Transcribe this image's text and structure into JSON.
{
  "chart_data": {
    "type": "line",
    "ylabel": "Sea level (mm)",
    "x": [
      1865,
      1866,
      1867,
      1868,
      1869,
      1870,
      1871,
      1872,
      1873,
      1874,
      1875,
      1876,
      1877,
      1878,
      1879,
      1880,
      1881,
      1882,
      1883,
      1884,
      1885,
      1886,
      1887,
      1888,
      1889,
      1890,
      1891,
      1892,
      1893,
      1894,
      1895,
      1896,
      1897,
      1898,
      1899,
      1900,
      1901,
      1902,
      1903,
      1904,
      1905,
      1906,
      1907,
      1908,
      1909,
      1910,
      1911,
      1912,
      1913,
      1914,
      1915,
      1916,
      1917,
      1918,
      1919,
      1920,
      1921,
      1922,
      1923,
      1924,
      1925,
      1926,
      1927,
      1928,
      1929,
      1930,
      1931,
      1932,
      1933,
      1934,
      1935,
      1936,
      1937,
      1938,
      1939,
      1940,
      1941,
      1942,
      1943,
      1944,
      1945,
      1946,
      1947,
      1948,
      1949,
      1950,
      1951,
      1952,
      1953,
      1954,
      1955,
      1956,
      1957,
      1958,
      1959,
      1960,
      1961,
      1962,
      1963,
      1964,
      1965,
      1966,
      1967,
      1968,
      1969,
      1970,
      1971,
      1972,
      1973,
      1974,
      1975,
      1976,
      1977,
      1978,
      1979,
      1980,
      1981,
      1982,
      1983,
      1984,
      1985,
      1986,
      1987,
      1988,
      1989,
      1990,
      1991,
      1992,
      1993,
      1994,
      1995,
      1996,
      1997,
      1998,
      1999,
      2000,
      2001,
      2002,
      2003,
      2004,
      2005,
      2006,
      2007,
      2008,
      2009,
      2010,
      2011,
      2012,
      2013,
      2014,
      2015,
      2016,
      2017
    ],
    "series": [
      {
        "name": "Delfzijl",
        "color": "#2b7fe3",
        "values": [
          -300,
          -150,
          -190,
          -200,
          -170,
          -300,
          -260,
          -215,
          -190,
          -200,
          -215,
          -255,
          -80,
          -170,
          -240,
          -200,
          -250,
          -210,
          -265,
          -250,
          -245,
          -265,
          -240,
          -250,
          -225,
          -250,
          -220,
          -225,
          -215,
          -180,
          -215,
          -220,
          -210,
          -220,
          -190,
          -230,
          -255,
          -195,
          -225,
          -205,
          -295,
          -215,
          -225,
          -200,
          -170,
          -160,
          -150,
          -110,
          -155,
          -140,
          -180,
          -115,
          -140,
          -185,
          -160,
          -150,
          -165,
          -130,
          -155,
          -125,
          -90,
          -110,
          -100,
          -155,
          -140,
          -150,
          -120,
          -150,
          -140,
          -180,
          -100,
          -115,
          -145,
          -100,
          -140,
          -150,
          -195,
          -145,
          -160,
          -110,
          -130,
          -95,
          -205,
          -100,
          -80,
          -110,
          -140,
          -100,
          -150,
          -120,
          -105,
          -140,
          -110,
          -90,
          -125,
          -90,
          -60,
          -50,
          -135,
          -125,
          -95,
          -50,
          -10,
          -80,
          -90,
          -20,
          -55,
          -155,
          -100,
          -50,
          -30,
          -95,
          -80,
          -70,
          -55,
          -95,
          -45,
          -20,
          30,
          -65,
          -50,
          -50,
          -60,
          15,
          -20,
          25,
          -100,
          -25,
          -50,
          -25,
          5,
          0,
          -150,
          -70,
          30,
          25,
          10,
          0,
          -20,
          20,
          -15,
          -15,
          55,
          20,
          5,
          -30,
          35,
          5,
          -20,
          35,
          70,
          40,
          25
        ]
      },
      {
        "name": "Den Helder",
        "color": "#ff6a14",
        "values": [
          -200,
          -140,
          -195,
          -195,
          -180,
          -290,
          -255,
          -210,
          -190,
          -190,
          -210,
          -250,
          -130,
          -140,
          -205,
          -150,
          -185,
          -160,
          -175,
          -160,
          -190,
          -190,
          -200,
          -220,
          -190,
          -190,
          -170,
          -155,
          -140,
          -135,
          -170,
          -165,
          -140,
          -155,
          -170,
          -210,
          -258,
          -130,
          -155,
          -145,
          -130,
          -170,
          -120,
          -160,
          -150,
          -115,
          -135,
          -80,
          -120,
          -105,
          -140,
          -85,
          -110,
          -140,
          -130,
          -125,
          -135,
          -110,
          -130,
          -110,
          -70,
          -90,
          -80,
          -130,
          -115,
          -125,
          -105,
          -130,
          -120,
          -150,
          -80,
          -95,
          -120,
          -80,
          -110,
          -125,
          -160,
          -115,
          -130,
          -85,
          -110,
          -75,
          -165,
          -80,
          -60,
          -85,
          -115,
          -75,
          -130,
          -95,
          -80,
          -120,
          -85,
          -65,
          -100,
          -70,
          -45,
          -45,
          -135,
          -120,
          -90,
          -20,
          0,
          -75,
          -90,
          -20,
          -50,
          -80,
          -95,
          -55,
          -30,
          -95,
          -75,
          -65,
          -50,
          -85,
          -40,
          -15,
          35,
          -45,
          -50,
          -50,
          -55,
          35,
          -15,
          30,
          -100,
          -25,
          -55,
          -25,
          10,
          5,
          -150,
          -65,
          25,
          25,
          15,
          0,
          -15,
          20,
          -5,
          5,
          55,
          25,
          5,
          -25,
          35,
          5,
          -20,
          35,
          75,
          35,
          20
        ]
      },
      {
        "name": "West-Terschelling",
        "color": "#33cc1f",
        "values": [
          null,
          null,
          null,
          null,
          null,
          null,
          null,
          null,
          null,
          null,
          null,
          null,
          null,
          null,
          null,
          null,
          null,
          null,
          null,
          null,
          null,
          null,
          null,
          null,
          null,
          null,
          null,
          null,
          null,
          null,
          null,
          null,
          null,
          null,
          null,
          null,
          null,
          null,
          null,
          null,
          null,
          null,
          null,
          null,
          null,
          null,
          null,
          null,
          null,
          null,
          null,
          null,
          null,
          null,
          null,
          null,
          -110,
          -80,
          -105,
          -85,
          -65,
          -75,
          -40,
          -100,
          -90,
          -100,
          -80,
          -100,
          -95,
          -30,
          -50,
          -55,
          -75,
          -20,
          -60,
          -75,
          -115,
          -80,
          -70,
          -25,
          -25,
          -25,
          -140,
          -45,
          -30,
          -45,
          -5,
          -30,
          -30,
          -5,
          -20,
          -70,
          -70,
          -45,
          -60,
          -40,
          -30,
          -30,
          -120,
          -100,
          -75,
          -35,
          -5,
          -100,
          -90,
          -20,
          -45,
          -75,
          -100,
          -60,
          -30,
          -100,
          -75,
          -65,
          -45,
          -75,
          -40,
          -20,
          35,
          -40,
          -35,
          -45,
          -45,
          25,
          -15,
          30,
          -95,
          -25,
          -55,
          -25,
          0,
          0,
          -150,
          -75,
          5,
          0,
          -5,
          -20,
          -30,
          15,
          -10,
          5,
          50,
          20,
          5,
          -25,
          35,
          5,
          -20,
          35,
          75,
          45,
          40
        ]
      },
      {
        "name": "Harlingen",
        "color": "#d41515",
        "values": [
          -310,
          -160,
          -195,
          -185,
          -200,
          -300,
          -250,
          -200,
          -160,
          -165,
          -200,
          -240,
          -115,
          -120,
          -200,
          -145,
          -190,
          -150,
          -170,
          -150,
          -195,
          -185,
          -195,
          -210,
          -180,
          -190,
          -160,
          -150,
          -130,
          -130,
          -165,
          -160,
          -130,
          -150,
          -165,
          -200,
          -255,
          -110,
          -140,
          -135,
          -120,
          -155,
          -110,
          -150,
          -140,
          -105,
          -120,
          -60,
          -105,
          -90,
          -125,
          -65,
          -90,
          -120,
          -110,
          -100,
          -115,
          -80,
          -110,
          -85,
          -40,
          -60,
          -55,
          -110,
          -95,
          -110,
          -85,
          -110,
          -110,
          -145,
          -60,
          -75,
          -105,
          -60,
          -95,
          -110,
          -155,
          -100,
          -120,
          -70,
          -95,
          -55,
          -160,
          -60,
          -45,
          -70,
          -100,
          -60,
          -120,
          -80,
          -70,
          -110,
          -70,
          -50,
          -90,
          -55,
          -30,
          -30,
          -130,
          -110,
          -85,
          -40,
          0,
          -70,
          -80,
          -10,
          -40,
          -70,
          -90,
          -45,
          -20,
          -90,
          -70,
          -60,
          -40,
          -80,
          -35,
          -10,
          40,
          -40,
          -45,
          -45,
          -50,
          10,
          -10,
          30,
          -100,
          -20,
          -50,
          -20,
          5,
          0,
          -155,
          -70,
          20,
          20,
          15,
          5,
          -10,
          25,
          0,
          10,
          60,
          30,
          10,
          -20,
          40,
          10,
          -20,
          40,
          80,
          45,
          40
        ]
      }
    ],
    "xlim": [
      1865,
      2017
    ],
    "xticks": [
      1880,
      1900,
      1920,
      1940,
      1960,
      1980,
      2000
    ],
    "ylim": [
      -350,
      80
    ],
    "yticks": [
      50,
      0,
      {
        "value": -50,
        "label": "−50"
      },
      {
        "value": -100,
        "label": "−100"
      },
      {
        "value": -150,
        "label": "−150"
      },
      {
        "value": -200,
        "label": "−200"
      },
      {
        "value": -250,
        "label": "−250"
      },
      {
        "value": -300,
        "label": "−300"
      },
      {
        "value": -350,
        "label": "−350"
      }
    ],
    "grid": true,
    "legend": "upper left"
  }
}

▬▬▬▬▬▬

* [DESCRIPTION OF THE TASK]: All lines above containing the string "name" are to be collected.

* [ANSWER TO THE TASK]:
        "name": "Delfzijl",
        "name": "Den Helder",
        "name": "West-Terschelling",
        "name": "Harlingen",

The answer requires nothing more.